→ Task: Retype the records that come next, word for word.

>> Start Data to process

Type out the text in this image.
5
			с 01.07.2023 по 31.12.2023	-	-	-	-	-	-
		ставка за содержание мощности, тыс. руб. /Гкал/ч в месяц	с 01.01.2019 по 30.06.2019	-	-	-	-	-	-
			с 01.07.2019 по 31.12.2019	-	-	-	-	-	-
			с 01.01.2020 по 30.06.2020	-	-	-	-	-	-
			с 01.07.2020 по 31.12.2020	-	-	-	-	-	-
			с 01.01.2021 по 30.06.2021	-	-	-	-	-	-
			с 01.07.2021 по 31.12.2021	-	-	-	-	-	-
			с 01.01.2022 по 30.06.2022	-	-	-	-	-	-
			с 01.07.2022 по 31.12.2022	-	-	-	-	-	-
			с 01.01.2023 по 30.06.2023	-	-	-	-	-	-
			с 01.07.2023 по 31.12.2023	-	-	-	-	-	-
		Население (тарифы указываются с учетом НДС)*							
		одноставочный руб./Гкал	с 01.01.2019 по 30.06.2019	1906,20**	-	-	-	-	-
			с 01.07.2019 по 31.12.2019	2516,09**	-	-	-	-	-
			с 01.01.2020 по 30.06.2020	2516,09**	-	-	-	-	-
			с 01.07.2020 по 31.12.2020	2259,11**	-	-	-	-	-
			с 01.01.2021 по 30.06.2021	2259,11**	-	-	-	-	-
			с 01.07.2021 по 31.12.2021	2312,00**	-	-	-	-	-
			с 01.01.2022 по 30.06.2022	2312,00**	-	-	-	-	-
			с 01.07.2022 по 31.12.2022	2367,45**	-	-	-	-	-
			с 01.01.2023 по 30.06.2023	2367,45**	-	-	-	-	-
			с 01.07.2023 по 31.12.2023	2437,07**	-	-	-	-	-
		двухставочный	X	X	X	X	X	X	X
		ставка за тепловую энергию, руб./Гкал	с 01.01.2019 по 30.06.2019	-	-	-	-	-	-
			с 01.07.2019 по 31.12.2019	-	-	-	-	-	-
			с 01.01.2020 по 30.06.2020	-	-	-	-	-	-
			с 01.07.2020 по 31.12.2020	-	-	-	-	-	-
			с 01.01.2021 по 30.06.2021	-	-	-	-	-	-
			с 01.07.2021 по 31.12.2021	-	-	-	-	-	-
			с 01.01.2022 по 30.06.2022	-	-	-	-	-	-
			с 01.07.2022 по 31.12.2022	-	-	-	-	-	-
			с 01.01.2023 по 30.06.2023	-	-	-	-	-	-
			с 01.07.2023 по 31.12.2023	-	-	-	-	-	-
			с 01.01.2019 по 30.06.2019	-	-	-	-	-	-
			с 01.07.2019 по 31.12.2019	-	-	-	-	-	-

>> End Data to process

→ Response below:
Type out the text in this image.
5
			с 01.07.2023 по 31.12.2023	-	-	-	-	-	-
		ставка за содержание мощности, тыс. руб. /Гкал/ч в месяц	с 01.01.2019 по 30.06.2019	-	-	-	-	-	-
			с 01.07.2019 по 31.12.2019	-	-	-	-	-	-
			с 01.01.2020 по 30.06.2020	-	-	-	-	-	-
			с 01.07.2020 по 31.12.2020	-	-	-	-	-	-
			с 01.01.2021 по 30.06.2021	-	-	-	-	-	-
			с 01.07.2021 по 31.12.2021	-	-	-	-	-	-
			с 01.01.2022 по 30.06.2022	-	-	-	-	-	-
			с 01.07.2022 по 31.12.2022	-	-	-	-	-	-
			с 01.01.2023 по 30.06.2023	-	-	-	-	-	-
			с 01.07.2023 по 31.12.2023	-	-	-	-	-	-
		Население (тарифы указываются с учетом НДС)*							
		одноставочный руб./Гкал	с 01.01.2019 по 30.06.2019	1906,20**	-	-	-	-	-
			с 01.07.2019 по 31.12.2019	2516,09**	-	-	-	-	-
			с 01.01.2020 по 30.06.2020	2516,09**	-	-	-	-	-
			с 01.07.2020 по 31.12.2020	2259,11**	-	-	-	-	-
			с 01.01.2021 по 30.06.2021	2259,11**	-	-	-	-	-
			с 01.07.2021 по 31.12.2021	2312,00**	-	-	-	-	-
			с 01.01.2022 по 30.06.2022	2312,00**	-	-	-	-	-
			с 01.07.2022 по 31.12.2022	2367,45**	-	-	-	-	-
			с 01.01.2023 по 30.06.2023	2367,45**	-	-	-	-	-
			с 01.07.2023 по 31.12.2023	2437,07**	-	-	-	-	-
		двухставочный	X	X	X	X	X	X	X
		ставка за тепловую энергию, руб./Гкал	с 01.01.2019 по 30.06.2019	-	-	-	-	-	-
			с 01.07.2019 по 31.12.2019	-	-	-	-	-	-
			с 01.01.2020 по 30.06.2020	-	-	-	-	-	-
			с 01.07.2020 по 31.12.2020	-	-	-	-	-	-
			с 01.01.2021 по 30.06.2021	-	-	-	-	-	-
			с 01.07.2021 по 31.12.2021	-	-	-	-	-	-
			с 01.01.2022 по 30.06.2022	-	-	-	-	-	-
			с 01.07.2022 по 31.12.2022	-	-	-	-	-	-
			с 01.01.2023 по 30.06.2023	-	-	-	-	-	-
			с 01.07.2023 по 31.12.2023	-	-	-	-	-	-
			с 01.01.2019 по 30.06.2019	-	-	-	-	-	-
			с 01.07.2019 по 31.12.2019	-	-	-	-	-	-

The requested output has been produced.